### What is required
Using the data below, copy every line that contains the word "Calls".

--- begin Supplied records ---

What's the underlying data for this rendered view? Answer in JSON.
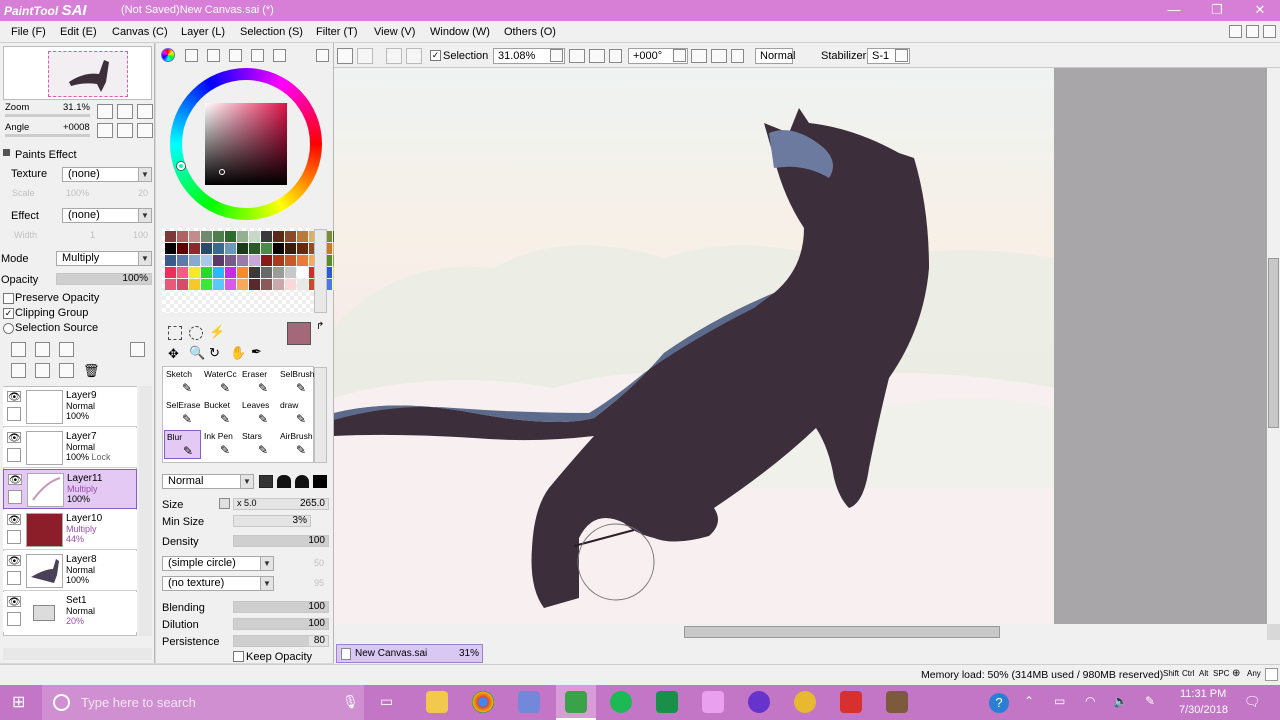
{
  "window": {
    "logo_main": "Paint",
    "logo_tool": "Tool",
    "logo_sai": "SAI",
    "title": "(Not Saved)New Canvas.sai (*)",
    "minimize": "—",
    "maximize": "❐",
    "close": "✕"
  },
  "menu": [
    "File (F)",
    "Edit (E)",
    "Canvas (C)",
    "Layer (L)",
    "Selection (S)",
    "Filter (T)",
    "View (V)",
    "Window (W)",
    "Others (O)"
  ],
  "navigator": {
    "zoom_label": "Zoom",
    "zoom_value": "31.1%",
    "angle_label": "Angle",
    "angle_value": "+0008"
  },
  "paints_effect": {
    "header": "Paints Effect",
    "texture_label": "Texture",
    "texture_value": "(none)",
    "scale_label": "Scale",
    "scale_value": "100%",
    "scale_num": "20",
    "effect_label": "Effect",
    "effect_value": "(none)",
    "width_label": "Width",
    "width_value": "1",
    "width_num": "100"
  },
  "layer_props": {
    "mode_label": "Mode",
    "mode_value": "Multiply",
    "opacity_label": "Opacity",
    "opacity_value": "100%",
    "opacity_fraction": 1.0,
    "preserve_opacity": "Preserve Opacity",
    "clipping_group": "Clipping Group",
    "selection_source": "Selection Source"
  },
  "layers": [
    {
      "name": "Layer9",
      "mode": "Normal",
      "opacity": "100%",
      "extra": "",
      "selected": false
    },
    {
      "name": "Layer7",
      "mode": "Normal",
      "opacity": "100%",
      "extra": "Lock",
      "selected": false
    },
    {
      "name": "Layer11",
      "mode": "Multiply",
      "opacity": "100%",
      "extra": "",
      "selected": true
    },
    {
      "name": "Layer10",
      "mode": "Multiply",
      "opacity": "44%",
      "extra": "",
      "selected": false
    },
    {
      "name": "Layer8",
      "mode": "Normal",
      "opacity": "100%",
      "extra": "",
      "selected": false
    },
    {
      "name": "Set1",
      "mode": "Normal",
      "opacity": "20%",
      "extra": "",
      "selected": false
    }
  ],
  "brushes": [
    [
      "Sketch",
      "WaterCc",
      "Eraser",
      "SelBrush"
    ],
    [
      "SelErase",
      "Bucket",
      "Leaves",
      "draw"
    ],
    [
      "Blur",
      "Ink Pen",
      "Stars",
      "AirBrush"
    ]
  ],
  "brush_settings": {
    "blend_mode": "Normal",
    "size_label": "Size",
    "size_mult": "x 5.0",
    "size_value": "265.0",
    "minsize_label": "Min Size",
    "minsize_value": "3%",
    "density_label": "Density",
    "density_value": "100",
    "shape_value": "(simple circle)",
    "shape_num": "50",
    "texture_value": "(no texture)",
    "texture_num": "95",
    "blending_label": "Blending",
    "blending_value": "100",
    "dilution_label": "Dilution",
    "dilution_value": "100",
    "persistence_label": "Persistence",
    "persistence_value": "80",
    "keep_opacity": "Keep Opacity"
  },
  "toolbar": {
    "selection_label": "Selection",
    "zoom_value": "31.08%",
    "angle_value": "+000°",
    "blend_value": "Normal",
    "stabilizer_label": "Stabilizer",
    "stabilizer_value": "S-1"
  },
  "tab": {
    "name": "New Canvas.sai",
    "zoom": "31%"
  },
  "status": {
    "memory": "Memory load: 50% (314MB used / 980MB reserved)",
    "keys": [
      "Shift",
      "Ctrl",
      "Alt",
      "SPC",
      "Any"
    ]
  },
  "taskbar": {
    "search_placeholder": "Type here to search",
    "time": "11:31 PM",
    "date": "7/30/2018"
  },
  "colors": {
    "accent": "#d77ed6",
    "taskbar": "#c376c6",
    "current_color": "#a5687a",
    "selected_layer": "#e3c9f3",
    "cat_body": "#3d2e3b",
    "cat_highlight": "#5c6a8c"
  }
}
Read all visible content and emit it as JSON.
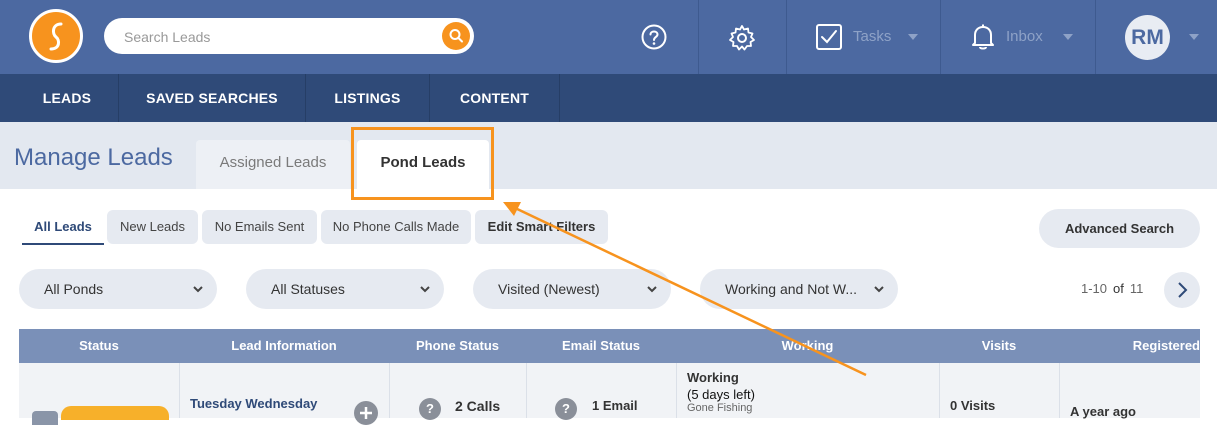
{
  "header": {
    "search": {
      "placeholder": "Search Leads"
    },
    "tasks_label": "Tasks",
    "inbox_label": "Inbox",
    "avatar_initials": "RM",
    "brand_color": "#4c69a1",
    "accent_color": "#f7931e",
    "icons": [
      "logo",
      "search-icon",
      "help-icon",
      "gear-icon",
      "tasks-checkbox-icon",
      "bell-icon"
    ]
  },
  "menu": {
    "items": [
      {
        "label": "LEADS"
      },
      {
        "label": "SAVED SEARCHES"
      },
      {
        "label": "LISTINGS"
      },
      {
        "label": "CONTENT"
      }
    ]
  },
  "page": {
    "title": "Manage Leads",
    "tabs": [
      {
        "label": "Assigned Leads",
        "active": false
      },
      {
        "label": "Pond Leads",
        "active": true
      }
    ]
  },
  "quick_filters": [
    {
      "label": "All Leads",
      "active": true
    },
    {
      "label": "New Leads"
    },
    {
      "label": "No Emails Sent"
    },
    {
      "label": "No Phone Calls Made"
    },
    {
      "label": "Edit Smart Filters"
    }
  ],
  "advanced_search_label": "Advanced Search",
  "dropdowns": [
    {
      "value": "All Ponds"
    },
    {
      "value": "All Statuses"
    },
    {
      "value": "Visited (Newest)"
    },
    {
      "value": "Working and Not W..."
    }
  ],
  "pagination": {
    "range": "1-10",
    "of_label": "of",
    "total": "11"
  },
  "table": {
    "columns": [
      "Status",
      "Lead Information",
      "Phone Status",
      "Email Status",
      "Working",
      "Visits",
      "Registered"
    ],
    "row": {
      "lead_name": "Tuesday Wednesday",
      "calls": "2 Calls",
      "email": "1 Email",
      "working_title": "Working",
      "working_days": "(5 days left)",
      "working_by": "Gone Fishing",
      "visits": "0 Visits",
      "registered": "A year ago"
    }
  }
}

--- end Supplied records ---

### Response for this exercise
      "label": "No Phone Calls Made"
      "calls": "2 Calls",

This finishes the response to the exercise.